> Exercise goal: Print out each record below, unaltered and complete, without its images.

> Lines of data:
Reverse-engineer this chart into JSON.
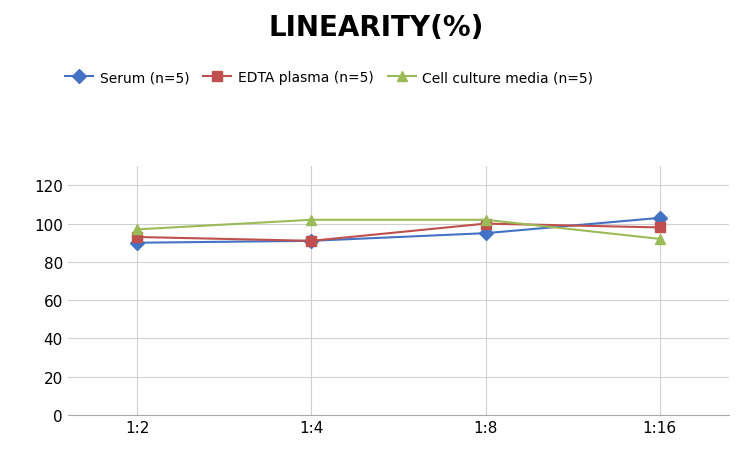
{
  "title": "LINEARITY(%)",
  "title_fontsize": 20,
  "title_fontweight": "bold",
  "x_labels": [
    "1:2",
    "1:4",
    "1:8",
    "1:16"
  ],
  "x_positions": [
    0,
    1,
    2,
    3
  ],
  "series": [
    {
      "label": "Serum (n=5)",
      "values": [
        90,
        91,
        95,
        103
      ],
      "color": "#4472C4",
      "marker": "D",
      "linewidth": 1.5
    },
    {
      "label": "EDTA plasma (n=5)",
      "values": [
        93,
        91,
        100,
        98
      ],
      "color": "#C0504D",
      "marker": "s",
      "linewidth": 1.5
    },
    {
      "label": "Cell culture media (n=5)",
      "values": [
        97,
        102,
        102,
        92
      ],
      "color": "#9BBB59",
      "marker": "^",
      "linewidth": 1.5
    }
  ],
  "ylim": [
    0,
    130
  ],
  "yticks": [
    0,
    20,
    40,
    60,
    80,
    100,
    120
  ],
  "grid_color": "#D0D0D0",
  "background_color": "#FFFFFF",
  "legend_fontsize": 10,
  "tick_fontsize": 11,
  "marker_size": 7
}
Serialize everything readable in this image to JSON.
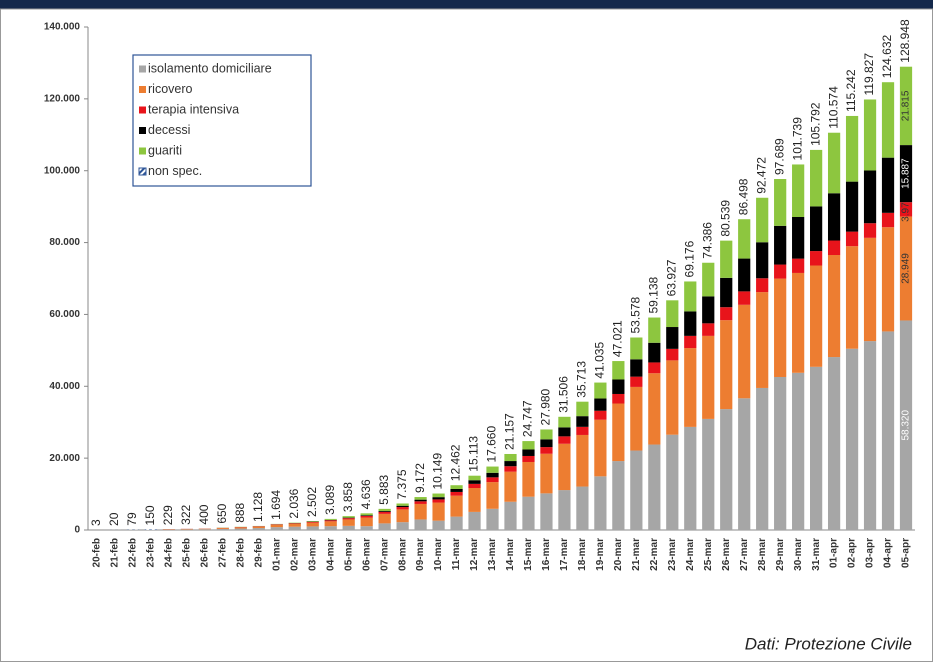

> Finished task:
Reverse-engineer this chart into JSON.
{
  "title": "LINEARITY(%)",
  "title_fontsize": 20,
  "title_fontweight": "bold",
  "x_labels": [
    "1:2",
    "1:4",
    "1:8",
    "1:16"
  ],
  "x_positions": [
    0,
    1,
    2,
    3
  ],
  "series": [
    {
      "label": "Serum (n=5)",
      "values": [
        90,
        91,
        95,
        103
      ],
      "color": "#4472C4",
      "marker": "D",
      "linewidth": 1.5
    },
    {
      "label": "EDTA plasma (n=5)",
      "values": [
        93,
        91,
        100,
        98
      ],
      "color": "#C0504D",
      "marker": "s",
      "linewidth": 1.5
    },
    {
      "label": "Cell culture media (n=5)",
      "values": [
        97,
        102,
        102,
        92
      ],
      "color": "#9BBB59",
      "marker": "^",
      "linewidth": 1.5
    }
  ],
  "ylim": [
    0,
    130
  ],
  "yticks": [
    0,
    20,
    40,
    60,
    80,
    100,
    120
  ],
  "grid_color": "#D0D0D0",
  "background_color": "#FFFFFF",
  "legend_fontsize": 10,
  "tick_fontsize": 11,
  "marker_size": 7
}
Serialize everything readable in this image to JSON.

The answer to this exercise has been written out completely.